--- BEGIN Given data ---
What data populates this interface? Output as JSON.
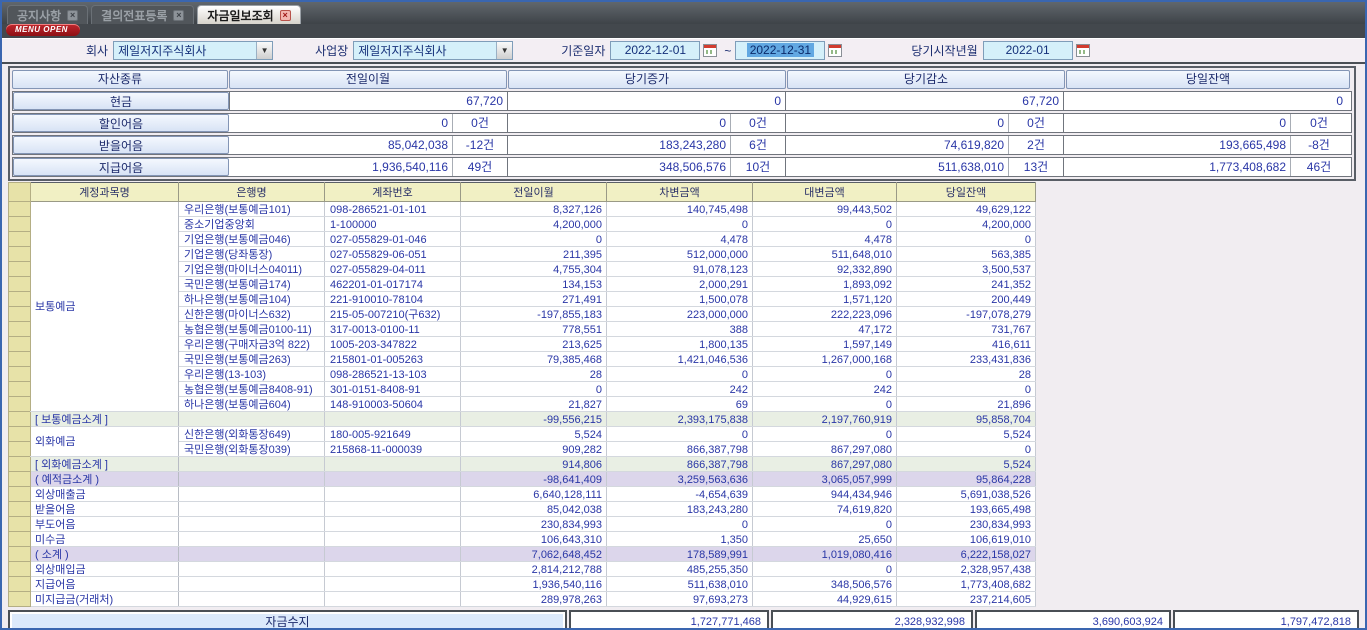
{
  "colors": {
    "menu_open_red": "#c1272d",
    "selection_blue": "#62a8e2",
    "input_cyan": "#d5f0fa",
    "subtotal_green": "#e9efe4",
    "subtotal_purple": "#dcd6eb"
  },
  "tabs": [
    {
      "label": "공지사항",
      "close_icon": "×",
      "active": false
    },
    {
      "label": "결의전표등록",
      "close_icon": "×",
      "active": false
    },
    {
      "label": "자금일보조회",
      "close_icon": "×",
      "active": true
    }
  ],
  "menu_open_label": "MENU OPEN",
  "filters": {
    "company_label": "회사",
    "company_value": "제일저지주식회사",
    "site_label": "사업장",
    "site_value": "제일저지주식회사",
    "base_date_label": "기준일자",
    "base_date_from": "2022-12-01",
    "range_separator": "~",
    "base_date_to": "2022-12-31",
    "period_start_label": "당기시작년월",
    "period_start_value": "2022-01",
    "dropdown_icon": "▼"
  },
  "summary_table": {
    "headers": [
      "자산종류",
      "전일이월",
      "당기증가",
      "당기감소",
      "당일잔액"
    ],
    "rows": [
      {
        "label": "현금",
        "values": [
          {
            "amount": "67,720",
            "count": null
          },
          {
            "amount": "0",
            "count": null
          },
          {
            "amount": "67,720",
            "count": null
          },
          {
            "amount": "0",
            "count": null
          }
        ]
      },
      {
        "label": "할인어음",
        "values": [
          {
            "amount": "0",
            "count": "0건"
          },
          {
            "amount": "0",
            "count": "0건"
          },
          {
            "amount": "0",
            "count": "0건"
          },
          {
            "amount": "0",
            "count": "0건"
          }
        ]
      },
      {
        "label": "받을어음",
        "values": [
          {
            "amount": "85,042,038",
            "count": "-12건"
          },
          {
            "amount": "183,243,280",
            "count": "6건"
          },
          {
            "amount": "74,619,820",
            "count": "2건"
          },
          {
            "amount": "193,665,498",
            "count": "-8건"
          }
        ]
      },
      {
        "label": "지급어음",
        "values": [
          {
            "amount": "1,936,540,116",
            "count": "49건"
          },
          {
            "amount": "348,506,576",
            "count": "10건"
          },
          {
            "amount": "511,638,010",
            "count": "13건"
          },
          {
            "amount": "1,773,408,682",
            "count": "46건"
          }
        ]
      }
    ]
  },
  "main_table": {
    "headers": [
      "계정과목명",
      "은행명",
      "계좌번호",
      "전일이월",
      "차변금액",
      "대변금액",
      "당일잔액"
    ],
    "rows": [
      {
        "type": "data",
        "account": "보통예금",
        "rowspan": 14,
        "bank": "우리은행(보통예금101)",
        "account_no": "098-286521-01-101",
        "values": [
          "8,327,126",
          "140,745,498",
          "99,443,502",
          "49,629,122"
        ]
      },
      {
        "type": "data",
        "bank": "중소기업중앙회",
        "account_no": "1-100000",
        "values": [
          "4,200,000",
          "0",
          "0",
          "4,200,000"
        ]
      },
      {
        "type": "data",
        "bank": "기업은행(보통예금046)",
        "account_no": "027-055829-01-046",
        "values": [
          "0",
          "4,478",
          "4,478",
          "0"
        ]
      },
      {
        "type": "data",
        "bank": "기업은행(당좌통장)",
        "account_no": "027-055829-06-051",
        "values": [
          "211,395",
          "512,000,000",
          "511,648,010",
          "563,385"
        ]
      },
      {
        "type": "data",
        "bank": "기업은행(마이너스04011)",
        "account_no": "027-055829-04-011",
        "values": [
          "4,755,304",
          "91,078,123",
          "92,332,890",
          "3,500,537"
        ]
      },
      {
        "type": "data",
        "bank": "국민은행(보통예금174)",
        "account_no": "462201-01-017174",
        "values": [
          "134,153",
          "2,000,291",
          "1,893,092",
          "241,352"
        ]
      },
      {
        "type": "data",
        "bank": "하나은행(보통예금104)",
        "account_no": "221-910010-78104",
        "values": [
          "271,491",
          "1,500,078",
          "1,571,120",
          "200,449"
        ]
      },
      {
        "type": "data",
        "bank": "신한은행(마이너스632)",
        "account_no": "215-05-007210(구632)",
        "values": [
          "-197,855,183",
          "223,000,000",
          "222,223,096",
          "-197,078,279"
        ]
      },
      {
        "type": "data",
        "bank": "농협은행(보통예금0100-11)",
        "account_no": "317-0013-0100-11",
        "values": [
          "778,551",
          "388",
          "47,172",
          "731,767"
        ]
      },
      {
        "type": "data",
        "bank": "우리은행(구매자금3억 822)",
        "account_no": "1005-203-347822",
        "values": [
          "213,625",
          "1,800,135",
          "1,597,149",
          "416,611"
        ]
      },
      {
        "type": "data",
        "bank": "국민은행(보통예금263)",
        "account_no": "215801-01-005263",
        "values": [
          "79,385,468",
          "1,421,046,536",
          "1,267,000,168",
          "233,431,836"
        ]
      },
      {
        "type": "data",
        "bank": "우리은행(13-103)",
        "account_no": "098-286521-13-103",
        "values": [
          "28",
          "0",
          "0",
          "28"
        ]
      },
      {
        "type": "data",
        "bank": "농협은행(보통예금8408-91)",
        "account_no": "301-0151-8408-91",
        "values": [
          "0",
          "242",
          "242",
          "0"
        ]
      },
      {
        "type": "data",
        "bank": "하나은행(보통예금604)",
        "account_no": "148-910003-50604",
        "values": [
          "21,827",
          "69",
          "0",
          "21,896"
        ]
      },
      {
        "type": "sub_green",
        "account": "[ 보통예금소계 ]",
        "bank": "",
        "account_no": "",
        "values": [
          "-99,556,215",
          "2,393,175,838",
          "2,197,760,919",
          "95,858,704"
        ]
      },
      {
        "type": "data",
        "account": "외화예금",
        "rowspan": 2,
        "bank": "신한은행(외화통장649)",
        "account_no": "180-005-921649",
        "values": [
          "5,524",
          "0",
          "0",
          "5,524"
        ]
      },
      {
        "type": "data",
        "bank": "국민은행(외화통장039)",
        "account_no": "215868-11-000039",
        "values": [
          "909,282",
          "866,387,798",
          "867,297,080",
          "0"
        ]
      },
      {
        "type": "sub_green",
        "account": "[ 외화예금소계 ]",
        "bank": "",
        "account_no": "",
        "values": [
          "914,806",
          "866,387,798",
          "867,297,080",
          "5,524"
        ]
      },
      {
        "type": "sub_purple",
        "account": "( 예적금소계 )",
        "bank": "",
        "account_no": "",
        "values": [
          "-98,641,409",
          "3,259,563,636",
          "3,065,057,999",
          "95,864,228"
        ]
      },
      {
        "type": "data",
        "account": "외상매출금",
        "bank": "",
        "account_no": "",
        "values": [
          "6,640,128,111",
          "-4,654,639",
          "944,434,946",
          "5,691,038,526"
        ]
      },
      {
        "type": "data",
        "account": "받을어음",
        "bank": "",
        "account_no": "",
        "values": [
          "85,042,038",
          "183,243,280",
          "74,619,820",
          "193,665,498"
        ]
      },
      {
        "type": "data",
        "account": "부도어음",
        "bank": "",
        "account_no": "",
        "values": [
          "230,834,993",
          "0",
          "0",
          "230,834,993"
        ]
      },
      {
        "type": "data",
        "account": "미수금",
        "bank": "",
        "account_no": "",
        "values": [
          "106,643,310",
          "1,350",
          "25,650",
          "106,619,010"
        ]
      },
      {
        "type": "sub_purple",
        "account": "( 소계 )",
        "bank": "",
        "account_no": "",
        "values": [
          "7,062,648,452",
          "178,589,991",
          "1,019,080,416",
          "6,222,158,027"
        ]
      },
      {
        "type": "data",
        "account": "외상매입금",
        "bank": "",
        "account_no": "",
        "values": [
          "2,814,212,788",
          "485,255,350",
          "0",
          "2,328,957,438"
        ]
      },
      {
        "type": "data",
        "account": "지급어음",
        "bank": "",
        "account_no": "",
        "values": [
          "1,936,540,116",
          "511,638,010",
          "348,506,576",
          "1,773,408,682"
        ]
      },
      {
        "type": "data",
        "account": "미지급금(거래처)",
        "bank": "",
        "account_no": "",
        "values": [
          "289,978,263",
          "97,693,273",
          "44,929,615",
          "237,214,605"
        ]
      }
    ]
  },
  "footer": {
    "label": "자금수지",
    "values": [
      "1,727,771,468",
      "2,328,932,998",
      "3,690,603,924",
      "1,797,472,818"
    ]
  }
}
--- END Given data ---
--- BEGIN Given data ---
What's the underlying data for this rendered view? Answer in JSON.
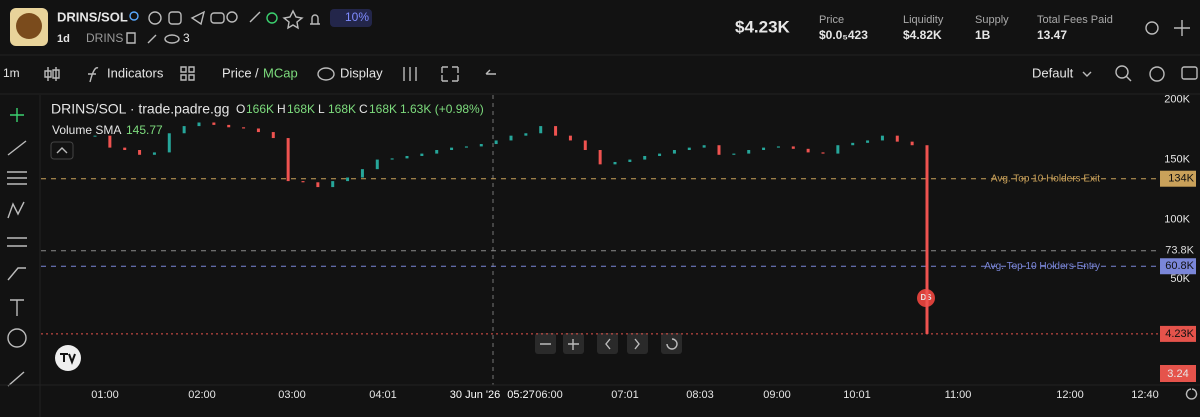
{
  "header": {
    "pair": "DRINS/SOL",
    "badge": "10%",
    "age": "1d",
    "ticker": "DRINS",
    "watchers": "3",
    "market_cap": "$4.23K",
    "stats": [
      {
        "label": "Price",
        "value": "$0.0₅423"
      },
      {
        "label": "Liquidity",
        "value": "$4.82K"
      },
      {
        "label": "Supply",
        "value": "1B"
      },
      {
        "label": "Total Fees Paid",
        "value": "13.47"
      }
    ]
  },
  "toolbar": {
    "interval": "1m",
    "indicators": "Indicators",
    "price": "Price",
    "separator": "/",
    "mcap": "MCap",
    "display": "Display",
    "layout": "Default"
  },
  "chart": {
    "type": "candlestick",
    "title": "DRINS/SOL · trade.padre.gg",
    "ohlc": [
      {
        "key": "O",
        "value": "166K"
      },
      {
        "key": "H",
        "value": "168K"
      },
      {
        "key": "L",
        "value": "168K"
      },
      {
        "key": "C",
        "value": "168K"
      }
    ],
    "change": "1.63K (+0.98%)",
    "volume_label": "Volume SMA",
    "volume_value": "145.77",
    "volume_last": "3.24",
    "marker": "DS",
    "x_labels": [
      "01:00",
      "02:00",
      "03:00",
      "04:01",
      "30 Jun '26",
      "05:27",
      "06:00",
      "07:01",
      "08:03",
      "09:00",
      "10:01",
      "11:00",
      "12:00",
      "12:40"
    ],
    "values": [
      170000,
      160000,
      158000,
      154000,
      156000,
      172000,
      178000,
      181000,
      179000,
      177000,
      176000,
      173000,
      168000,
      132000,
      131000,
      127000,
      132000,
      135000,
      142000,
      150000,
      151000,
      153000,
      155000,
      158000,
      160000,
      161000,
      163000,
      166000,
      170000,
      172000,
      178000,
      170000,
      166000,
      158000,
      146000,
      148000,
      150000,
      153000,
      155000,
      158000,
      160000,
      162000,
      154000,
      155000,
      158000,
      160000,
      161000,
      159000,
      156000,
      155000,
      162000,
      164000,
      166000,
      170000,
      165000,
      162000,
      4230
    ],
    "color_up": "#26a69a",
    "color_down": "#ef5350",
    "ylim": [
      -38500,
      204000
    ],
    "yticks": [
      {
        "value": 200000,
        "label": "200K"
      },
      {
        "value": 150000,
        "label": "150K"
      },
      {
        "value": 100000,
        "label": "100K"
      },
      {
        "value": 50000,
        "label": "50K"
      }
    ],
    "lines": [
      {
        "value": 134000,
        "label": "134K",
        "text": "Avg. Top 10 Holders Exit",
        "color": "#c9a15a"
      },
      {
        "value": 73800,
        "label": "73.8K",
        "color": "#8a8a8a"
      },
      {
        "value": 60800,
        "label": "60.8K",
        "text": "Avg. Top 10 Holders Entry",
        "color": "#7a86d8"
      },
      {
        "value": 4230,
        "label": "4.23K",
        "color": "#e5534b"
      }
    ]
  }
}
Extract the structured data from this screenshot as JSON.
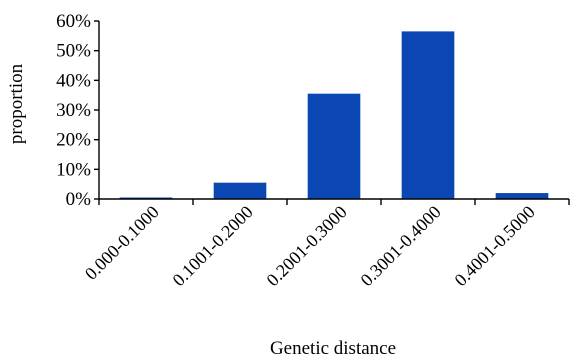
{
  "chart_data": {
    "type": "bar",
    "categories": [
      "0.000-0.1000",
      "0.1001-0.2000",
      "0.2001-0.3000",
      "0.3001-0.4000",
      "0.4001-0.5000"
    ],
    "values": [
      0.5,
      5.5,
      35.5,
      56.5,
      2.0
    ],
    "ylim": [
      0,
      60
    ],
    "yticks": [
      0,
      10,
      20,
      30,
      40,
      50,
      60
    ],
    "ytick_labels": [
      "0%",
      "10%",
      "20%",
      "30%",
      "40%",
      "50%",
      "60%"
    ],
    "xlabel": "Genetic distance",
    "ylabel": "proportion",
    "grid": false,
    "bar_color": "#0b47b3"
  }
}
--- END Given data ---
--- BEGIN Given data ---
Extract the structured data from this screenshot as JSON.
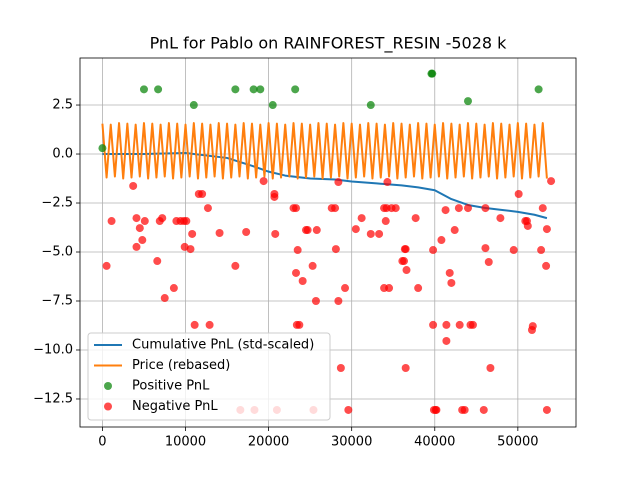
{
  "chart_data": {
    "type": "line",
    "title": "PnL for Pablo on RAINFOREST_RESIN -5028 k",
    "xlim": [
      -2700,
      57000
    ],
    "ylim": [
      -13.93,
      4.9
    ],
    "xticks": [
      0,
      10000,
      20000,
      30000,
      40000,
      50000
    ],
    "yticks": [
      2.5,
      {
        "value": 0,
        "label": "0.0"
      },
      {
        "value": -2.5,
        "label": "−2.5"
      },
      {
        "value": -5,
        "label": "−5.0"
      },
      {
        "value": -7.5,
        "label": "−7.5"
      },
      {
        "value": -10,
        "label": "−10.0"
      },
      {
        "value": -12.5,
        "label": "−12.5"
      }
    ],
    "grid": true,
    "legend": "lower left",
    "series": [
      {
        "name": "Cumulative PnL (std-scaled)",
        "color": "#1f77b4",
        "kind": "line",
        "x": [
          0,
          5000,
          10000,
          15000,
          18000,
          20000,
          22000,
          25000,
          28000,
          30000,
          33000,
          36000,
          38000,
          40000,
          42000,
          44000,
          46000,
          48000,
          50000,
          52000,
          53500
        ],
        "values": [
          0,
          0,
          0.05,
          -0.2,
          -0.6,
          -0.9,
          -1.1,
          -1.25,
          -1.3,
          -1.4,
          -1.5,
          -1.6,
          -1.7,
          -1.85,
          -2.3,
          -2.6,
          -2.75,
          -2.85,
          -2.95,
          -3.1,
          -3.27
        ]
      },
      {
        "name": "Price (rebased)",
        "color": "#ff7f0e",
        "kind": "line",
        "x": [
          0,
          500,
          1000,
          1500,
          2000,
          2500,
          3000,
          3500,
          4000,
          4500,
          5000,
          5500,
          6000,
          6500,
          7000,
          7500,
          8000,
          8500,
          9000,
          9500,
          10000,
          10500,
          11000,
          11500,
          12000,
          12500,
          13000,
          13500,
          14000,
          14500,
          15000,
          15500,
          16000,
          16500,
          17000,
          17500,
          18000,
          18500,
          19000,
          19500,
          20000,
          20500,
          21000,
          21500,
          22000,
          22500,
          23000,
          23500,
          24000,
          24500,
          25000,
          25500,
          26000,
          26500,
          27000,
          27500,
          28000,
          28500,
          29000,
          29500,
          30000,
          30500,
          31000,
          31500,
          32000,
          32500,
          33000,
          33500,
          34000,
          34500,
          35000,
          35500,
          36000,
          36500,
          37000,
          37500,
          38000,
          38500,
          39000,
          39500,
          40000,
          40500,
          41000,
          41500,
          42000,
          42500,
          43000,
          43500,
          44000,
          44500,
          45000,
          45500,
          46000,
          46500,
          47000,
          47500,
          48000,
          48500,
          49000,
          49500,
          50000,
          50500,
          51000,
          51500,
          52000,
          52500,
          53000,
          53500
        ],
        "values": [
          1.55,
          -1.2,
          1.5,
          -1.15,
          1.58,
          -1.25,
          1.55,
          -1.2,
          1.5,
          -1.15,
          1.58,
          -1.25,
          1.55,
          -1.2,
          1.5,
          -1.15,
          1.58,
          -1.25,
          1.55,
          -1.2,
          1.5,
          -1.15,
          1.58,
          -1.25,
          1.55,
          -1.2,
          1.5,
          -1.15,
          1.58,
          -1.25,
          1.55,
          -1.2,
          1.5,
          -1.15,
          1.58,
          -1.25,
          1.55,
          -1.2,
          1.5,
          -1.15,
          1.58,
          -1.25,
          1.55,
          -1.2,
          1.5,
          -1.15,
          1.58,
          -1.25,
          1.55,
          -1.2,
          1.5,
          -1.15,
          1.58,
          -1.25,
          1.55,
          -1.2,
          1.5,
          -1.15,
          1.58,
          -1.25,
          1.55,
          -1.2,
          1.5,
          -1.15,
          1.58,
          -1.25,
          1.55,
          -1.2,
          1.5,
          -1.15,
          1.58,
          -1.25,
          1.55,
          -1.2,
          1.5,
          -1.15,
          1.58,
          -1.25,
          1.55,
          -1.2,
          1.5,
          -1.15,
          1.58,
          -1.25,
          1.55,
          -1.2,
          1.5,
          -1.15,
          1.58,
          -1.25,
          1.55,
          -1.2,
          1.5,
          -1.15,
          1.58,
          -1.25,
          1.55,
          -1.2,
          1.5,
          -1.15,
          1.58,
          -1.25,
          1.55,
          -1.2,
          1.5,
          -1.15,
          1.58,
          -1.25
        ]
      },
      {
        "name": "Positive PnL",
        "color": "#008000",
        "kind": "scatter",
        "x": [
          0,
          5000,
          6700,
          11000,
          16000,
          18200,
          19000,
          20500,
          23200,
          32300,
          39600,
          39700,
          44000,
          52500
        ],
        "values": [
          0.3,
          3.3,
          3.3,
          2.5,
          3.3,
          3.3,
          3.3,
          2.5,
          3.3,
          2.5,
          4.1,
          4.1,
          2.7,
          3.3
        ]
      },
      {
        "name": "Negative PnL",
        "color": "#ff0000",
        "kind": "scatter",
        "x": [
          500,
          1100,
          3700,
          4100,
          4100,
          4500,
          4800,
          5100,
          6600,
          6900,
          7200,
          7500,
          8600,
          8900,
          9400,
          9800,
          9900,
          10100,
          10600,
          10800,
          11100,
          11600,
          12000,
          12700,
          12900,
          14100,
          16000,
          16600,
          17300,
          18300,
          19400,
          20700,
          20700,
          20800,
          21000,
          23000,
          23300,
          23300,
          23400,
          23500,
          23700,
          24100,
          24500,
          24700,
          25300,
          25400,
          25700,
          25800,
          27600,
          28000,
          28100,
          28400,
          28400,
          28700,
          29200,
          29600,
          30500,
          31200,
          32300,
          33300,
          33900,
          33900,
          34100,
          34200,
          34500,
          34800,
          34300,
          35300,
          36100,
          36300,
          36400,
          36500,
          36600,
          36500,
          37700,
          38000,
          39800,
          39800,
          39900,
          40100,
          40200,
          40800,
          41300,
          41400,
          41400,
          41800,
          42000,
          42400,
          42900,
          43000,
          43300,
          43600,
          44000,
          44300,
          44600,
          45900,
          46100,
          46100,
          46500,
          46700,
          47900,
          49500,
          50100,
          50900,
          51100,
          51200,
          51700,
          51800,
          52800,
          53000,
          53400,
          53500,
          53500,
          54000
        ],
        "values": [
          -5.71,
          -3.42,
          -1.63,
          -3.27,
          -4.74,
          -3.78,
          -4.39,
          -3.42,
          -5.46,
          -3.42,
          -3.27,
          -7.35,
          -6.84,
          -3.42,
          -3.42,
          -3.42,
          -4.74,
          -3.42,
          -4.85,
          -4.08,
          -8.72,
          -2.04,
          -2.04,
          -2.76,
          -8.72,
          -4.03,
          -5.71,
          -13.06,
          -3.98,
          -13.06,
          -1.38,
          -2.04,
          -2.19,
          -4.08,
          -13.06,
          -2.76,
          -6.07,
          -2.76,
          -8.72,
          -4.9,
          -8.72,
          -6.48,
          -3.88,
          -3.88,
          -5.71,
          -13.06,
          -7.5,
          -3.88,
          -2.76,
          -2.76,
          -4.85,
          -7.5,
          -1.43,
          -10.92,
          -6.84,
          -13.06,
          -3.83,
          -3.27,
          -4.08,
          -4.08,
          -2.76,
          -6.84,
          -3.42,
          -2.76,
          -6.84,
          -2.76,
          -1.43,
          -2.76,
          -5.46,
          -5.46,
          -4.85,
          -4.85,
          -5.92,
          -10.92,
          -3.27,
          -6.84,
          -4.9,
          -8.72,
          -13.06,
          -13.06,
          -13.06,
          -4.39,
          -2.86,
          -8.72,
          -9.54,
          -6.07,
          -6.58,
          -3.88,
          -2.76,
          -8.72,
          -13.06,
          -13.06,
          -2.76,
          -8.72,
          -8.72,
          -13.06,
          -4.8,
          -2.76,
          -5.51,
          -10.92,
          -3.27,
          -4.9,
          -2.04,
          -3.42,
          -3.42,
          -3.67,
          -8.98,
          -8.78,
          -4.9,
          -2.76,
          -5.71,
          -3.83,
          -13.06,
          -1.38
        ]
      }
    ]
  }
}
--- END Given data ---
List each line of the entries that holds the string "JSON".

What data populates this interface? Output as JSON.
What's the underlying data for this rendered view? Answer in JSON.
Extract the structured data from this screenshot as JSON.
Extract the structured data from this screenshot as JSON.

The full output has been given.